▶ [DO THIS] Copy only what runs from the line containing "Extract the chart's" to the last line, both included, keeping it exact and omitting pictures.

─── DATA SUPPLIED

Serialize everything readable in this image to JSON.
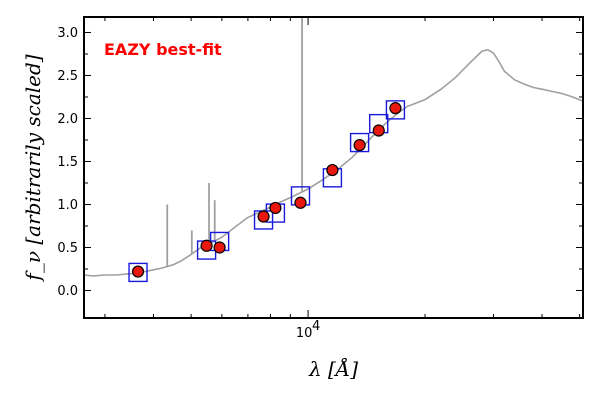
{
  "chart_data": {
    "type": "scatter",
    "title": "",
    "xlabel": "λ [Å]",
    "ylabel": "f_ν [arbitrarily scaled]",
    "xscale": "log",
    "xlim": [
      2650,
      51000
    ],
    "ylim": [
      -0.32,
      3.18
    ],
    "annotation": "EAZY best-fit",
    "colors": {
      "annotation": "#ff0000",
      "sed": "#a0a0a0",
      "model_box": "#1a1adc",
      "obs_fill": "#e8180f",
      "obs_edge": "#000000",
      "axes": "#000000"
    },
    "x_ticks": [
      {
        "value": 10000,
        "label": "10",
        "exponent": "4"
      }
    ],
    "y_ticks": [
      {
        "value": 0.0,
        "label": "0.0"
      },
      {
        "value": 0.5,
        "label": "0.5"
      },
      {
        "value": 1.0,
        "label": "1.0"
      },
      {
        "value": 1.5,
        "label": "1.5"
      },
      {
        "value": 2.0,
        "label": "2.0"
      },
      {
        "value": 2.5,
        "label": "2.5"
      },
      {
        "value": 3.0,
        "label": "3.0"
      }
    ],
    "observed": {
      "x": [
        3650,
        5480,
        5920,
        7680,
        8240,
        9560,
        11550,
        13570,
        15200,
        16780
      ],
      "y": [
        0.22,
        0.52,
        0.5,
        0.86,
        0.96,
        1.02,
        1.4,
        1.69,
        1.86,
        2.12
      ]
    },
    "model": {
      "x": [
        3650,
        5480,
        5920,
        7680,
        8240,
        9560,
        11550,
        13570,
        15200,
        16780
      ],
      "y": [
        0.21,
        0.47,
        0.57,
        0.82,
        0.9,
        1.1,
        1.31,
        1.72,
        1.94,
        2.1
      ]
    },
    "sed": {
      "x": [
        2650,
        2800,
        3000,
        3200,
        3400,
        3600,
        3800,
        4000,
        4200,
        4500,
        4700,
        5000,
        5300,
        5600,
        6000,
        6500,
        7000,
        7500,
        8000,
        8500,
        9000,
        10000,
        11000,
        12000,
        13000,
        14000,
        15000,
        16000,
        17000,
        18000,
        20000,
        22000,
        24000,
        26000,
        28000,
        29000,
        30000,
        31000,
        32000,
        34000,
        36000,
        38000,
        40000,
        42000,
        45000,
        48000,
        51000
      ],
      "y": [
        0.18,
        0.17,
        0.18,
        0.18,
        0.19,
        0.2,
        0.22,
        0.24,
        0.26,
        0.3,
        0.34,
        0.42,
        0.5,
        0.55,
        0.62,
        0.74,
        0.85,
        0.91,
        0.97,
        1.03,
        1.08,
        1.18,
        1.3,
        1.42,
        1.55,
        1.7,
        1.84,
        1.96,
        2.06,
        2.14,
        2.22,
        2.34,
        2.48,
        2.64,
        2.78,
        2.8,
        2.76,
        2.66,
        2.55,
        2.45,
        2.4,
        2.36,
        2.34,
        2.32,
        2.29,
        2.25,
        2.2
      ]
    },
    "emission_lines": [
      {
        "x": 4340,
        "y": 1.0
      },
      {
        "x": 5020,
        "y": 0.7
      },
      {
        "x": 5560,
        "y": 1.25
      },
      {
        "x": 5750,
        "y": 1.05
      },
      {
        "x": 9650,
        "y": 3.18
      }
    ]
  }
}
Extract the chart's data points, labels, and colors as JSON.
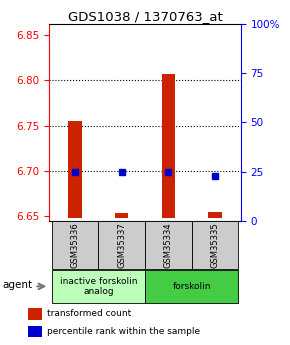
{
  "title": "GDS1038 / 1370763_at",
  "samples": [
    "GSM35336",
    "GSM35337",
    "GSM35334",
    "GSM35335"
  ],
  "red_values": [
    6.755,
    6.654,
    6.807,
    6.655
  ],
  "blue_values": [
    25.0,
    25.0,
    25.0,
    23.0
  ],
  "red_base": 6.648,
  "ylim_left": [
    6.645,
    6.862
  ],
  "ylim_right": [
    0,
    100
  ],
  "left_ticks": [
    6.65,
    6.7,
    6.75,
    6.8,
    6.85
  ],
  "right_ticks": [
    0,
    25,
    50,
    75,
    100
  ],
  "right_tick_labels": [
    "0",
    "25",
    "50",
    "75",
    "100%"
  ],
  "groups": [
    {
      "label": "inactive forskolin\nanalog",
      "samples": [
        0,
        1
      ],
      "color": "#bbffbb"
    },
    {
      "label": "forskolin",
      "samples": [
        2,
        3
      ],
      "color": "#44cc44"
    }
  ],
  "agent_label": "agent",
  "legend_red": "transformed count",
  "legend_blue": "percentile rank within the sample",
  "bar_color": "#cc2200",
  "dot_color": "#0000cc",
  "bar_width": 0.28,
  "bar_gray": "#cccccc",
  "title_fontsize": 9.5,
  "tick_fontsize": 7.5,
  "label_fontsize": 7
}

──────

▶ [THE COMPLETED TASK]
Extract the chart's data points, labels, and colors as JSON.
{
  "title": "GDS1038 / 1370763_at",
  "samples": [
    "GSM35336",
    "GSM35337",
    "GSM35334",
    "GSM35335"
  ],
  "red_values": [
    6.755,
    6.654,
    6.807,
    6.655
  ],
  "blue_values": [
    25.0,
    25.0,
    25.0,
    23.0
  ],
  "red_base": 6.648,
  "ylim_left": [
    6.645,
    6.862
  ],
  "ylim_right": [
    0,
    100
  ],
  "left_ticks": [
    6.65,
    6.7,
    6.75,
    6.8,
    6.85
  ],
  "right_ticks": [
    0,
    25,
    50,
    75,
    100
  ],
  "right_tick_labels": [
    "0",
    "25",
    "50",
    "75",
    "100%"
  ],
  "groups": [
    {
      "label": "inactive forskolin\nanalog",
      "samples": [
        0,
        1
      ],
      "color": "#bbffbb"
    },
    {
      "label": "forskolin",
      "samples": [
        2,
        3
      ],
      "color": "#44cc44"
    }
  ],
  "agent_label": "agent",
  "legend_red": "transformed count",
  "legend_blue": "percentile rank within the sample",
  "bar_color": "#cc2200",
  "dot_color": "#0000cc",
  "bar_width": 0.28,
  "bar_gray": "#cccccc",
  "title_fontsize": 9.5,
  "tick_fontsize": 7.5,
  "label_fontsize": 7
}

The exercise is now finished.